> Record extracts

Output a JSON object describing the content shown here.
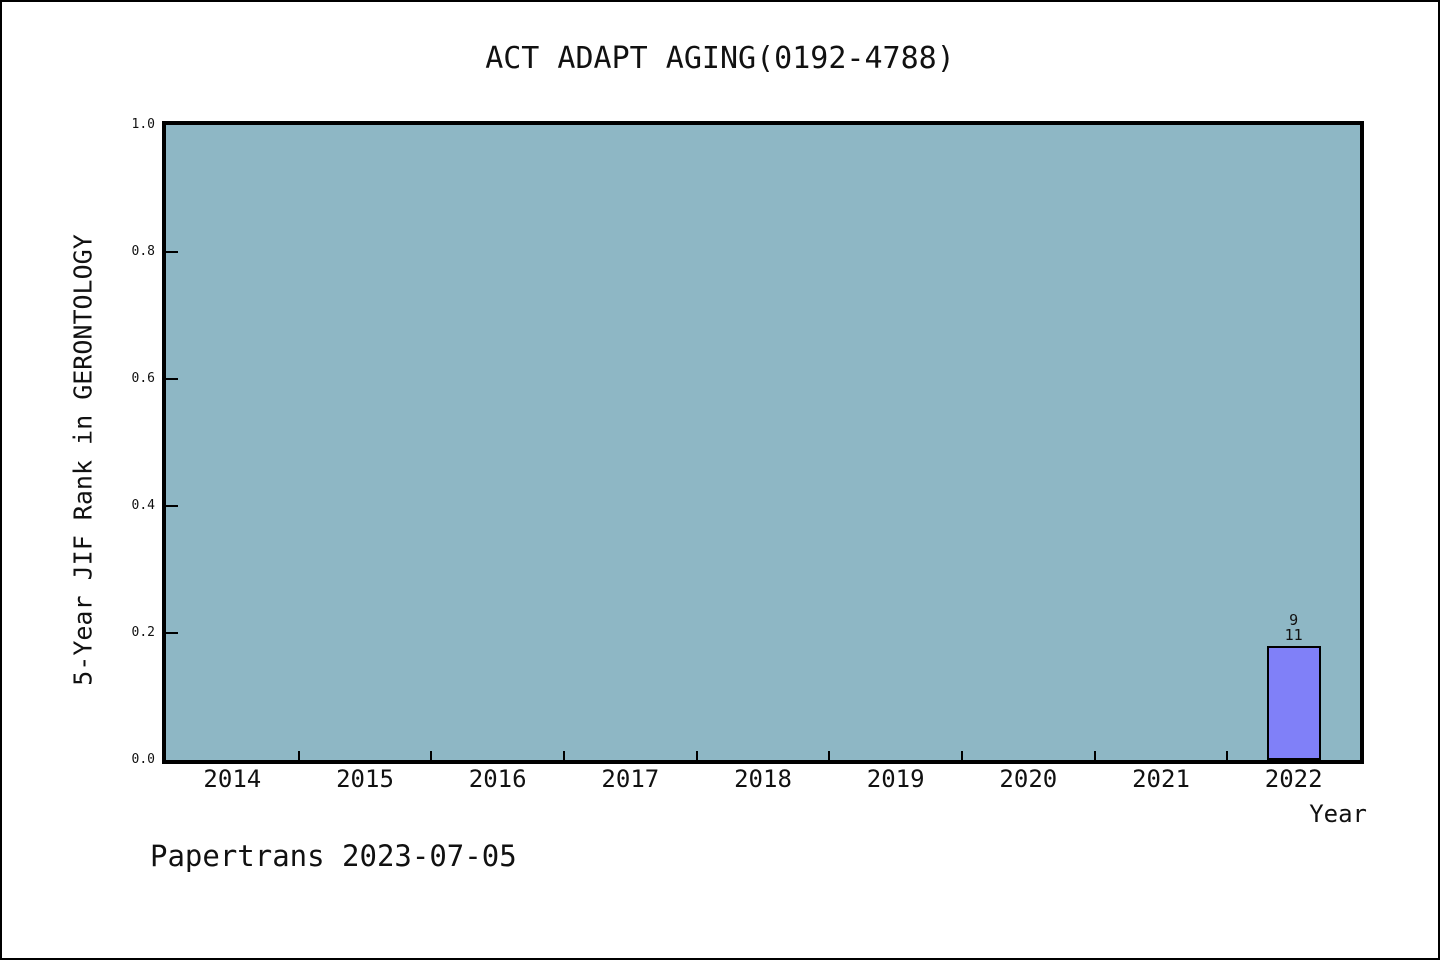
{
  "chart_data": {
    "type": "bar",
    "title": "ACT ADAPT AGING(0192-4788)",
    "xlabel": "Year",
    "ylabel": "5-Year JIF Rank in GERONTOLOGY",
    "categories": [
      "2014",
      "2015",
      "2016",
      "2017",
      "2018",
      "2019",
      "2020",
      "2021",
      "2022"
    ],
    "values": [
      null,
      null,
      null,
      null,
      null,
      null,
      null,
      null,
      0.18
    ],
    "ylim": [
      0.0,
      1.0
    ],
    "yticks": [
      0.0,
      0.2,
      0.4,
      0.6,
      0.8,
      1.0
    ],
    "ytick_labels": [
      "0.0",
      "0.2",
      "0.4",
      "0.6",
      "0.8",
      "1.0"
    ],
    "grid": "off",
    "legend": "none",
    "annotations": [
      {
        "category": "2022",
        "lines": [
          "9",
          "11"
        ]
      }
    ],
    "colors": {
      "bar_fill": "#8080F8",
      "bar_border": "#000000",
      "plot_background": "#8EB7C5",
      "text": "#111111",
      "page_background": "#FFFFFF",
      "frame_border": "#000000"
    }
  },
  "footer": {
    "text": "Papertrans 2023-07-05"
  }
}
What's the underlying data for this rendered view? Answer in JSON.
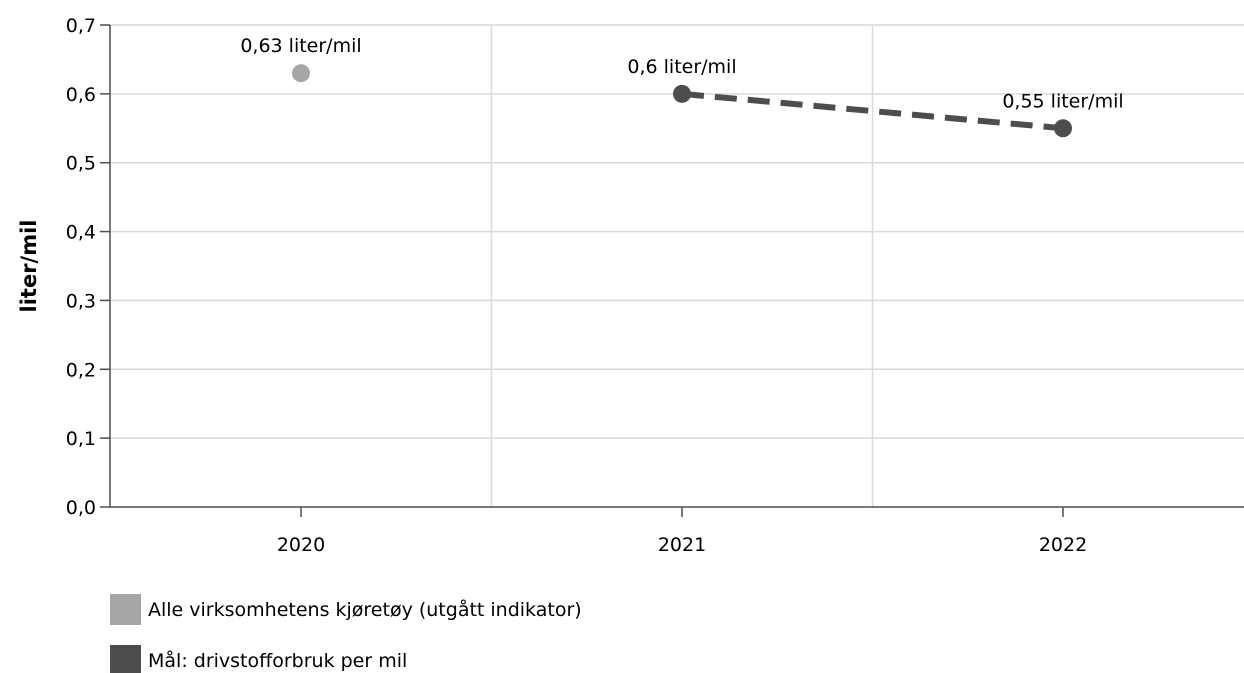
{
  "chart_data": {
    "type": "line",
    "ylabel": "liter/mil",
    "xlabel": "",
    "categories": [
      "2020",
      "2021",
      "2022"
    ],
    "ylim": [
      0,
      0.7
    ],
    "yticks": [
      "0,0",
      "0,1",
      "0,2",
      "0,3",
      "0,4",
      "0,5",
      "0,6",
      "0,7"
    ],
    "ytick_values": [
      0,
      0.1,
      0.2,
      0.3,
      0.4,
      0.5,
      0.6,
      0.7
    ],
    "grid": true,
    "legend_position": "bottom-left",
    "series": [
      {
        "name": "Alle virksomhetens kjøretøy (utgått indikator)",
        "color": "#a6a6a6",
        "line_style": "none",
        "points": [
          {
            "x": "2020",
            "y": 0.63,
            "label": "0,63 liter/mil"
          }
        ]
      },
      {
        "name": "Mål: drivstofforbruk per mil",
        "color": "#4d4d4d",
        "line_style": "dashed",
        "points": [
          {
            "x": "2021",
            "y": 0.6,
            "label": "0,6 liter/mil"
          },
          {
            "x": "2022",
            "y": 0.55,
            "label": "0,55 liter/mil"
          }
        ]
      }
    ]
  }
}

> What you should do
Go through the material above and count the lines that contain "liter"; give that number alone.

> Worked answer
4